— START OF READING TEXT —
Brand Comparison

GE Water Heater Reviews

by Ian Haynes

Home water heaters typically last between 8 and 10 years for older models. If you are in the market for a new water heater, it may be time for an upgrade. With so many brands, models and styles, though, that choice can be tough. 

In this GE water heater review, we will take a close look at the brand. We will examine who they are, the models they produce, and whether they are a good fit for your needs.  

ge logo

GE, or General Electric, is a brand that has been innovating multiple industrial spaces for over a century. Starting with materials sciences in the late 1870s, GE has expanded through manufacturing, electrical grids, engines, and even hydroelectric power. 

Today, GE has a portfolio that generates and provides more than 1/3rd of the world's power. They also have ties to aviation and automotive industries and worldwide innovations. 

In your home, GE handles appliances, fixtures, and even your light bulbs. They also have an appliance division that finds its way into your kitchens and bathrooms. As a well-known and trusted brand, GE has been there and will continue to be there whenever they are needed. 

Various Types Of GE Water Heaters On The Market 

GE produces three different types of water heaters, including whole-home electric tanks models, tankless units, and solar-powered units. Let's take a closer look at these water heater types so you can decide which one is best for your needs. 

Electric (Whole House) 

ge electric water heater

All told, there are 45 units produced by GE, and 42 of them are electric. Thirty-three of those are tanked electric units that provide capacities between 2.5 and 51 gallons.

With tanked models, the water is heated inside the storage tank and sent to the faucet or tap when they are opened. 

Tanked electric water heaters now make up the 2nd largest water heater group (second behind gas-fueled) but are the most popular. Tanked electric heaters have come a long way and are now more efficient than previous models. However, they aren't as efficient as other types. 

To make up for the lower efficiency (compared to tankless and other fuel types), electric tanked models are among the most affordable upfront. This is because they are cheaper to purchase, less expensive to install, and still offer high enough efficiency to make them cost-effective. 


Of the remaining electric models, all 9 of them are tankless. Tankless water heaters are much more efficient than tanked models because they don't have to worry about storage tank reheating, large heating cycles, or prolonged use of the heating elements. 

Instead, these systems, also known as on-demand water heaters, offer near-instant hot water when you open the tap. This is accomplished by heating a small amount of water in the heat exchanger that is ready whenever you open the tap. 

As the water supply then passes through the heat exchanger while you have the water running, the water is heated. This provides you with a near-endless supply of hot water. Unless you are running a lot of hot water demand (multiple simultaneous showers and laundry, for example), you shouldn’t notice a drop in water temperature. 

While tankless models do cost less in the long run, they are a bit more expensive on the initial purchase and during installation than tanked models. However, with proper installation, they can pay for themselves in as little as 3 or 4 years. 

Other Types Of Water Heaters 

GE also offers 3 other models that don't rely on direct electricity to run. The solar-powered models are the most expensive to purchase outright and will require a trained installer that can properly connect the unit to the solar panel system.
— END OF READING TEXT —
— START OF DATA EXTRACT —
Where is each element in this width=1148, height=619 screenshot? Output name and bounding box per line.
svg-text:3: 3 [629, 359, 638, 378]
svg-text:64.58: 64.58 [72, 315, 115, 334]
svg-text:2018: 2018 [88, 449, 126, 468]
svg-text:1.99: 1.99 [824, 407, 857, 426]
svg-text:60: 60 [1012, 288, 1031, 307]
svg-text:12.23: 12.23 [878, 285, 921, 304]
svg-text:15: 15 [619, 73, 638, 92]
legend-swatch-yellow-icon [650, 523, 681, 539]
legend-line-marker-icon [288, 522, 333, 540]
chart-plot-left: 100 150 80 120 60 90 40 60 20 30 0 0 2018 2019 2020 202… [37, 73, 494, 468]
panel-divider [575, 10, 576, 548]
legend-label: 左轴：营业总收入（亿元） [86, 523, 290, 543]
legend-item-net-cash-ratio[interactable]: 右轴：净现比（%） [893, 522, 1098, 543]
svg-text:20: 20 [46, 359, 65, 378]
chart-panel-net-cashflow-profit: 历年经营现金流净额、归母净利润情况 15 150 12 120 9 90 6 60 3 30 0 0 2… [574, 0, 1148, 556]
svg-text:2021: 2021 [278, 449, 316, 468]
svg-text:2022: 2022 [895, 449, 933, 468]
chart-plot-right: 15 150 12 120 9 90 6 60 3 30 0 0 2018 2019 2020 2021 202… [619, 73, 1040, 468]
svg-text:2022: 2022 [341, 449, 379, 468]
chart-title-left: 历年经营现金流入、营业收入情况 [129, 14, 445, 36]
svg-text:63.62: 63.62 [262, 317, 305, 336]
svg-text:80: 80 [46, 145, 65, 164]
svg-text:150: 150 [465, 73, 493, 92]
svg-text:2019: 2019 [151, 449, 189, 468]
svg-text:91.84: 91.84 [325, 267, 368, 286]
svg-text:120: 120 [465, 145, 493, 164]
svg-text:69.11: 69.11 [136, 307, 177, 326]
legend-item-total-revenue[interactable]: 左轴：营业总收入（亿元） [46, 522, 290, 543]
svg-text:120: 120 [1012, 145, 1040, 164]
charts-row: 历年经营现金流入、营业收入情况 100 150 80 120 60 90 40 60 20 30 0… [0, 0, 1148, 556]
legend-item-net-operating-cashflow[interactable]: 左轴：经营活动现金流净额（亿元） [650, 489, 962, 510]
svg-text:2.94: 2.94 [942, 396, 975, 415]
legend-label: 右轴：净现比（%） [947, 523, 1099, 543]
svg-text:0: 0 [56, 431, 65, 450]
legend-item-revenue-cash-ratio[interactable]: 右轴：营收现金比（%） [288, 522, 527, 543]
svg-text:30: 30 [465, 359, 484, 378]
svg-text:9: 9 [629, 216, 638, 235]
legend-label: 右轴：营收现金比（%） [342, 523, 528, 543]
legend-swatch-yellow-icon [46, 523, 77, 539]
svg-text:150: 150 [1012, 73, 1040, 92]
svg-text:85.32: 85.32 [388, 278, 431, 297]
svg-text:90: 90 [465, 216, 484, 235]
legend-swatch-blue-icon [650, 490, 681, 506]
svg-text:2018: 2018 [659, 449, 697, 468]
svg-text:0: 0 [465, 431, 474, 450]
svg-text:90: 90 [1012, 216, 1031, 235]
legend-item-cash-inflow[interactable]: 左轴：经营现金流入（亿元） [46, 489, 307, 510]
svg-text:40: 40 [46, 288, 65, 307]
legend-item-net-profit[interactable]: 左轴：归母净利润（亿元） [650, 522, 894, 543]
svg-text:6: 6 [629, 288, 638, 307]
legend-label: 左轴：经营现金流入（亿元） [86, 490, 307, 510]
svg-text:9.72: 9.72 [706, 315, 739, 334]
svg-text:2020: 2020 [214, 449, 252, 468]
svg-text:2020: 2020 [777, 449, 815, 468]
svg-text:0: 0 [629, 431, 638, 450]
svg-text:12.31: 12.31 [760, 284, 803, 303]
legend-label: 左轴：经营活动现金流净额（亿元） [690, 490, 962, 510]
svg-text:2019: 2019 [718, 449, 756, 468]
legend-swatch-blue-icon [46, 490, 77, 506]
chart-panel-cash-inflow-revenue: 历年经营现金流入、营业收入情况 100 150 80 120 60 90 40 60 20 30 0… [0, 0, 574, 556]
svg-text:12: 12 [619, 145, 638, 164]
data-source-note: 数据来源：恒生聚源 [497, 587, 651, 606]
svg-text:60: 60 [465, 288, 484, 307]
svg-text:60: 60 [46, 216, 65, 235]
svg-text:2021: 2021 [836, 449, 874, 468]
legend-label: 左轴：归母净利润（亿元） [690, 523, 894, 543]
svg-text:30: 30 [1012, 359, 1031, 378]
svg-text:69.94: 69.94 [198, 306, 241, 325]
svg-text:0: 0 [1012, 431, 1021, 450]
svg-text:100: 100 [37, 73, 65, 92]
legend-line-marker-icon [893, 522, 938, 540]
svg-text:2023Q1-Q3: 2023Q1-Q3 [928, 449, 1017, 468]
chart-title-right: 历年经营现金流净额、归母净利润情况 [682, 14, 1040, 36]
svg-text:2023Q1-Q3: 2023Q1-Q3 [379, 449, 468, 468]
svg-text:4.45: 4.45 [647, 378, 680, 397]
— END OF DATA EXTRACT —
> _YOUR TASKS_
#1 According to the GE water heater review, how many of the 45 units GE produces are electric?
#2 Say whether each statement agrees with the GE water heater review, and back each answer with the deciding words quoted from it: (a) Thirty-three of GE's electric units are tanked models. (b) Tankless models cost less to buy and install than tanked models. (c) GE started out in materials sciences in the late 1870s.
#3 Continue the GE water heater review, starting after its last sentence.

> _THE ANSWERS_
#1 42

#2
(a) Yes: "Thirty-three of those are tanked electric units"
(b) No: "they are a bit more expensive on the initial purchase and during installation than tanked models"
(c) Yes: "Starting with materials sciences in the late 1870s"

#3
The install and initial purchase are more expensive than most other fuel and water heater options, but the savings start on day one, and you can have virtually free hot water for the next decade or more. 

Why Choose a GE Hot Water Heater 

When it comes to your brand preferences and name recognition, fewer household brands have more of either than GE. The following features and factors are great examples of why you should choose GE water heaters. 

Wide Variety of Sizes 

While GE may not have the wide variety of models and power sources that other brands put out, they do have a large variety of sizes. With only 45 total models, the tanked units make up a total of 11 capacities. 

Energy Star Certified 

To be Energy Star certified, brands must produce equipment that meets certain criteria, such as electrical input versus output, the cost-effectiveness of operation, energy-saving features, and safety features. Not every product can meet these requirements, but GE is ahead of the game, with over 90% of products being certified. 

Safety Features 

Safety is vital with any appliance or product in your home. Mixing water and electricity comes with its own set of safety standards, and GE meets them well. With dry-fire protection, low water and overflow sensors, as well as power surge protection, auto shut-off, and more, you can feel safe and confident using any GE water heater. 

Lengthy Warranty 

With warranties up to 12 years for tanked models and 15 years for tankless, GE understands that modern products need to last. As a result, you will find industry average and above coverage on the warranty process. Combined with GE customer service and call support, you have brand recognition and a lengthy warranty behind your purchase. 

Unique Features of GE Water Heater Range 

GE has some unique features in their water heaters that make them stand apart from the crowd. Below, you will find those features, along with a brief explanation of what makes them so special.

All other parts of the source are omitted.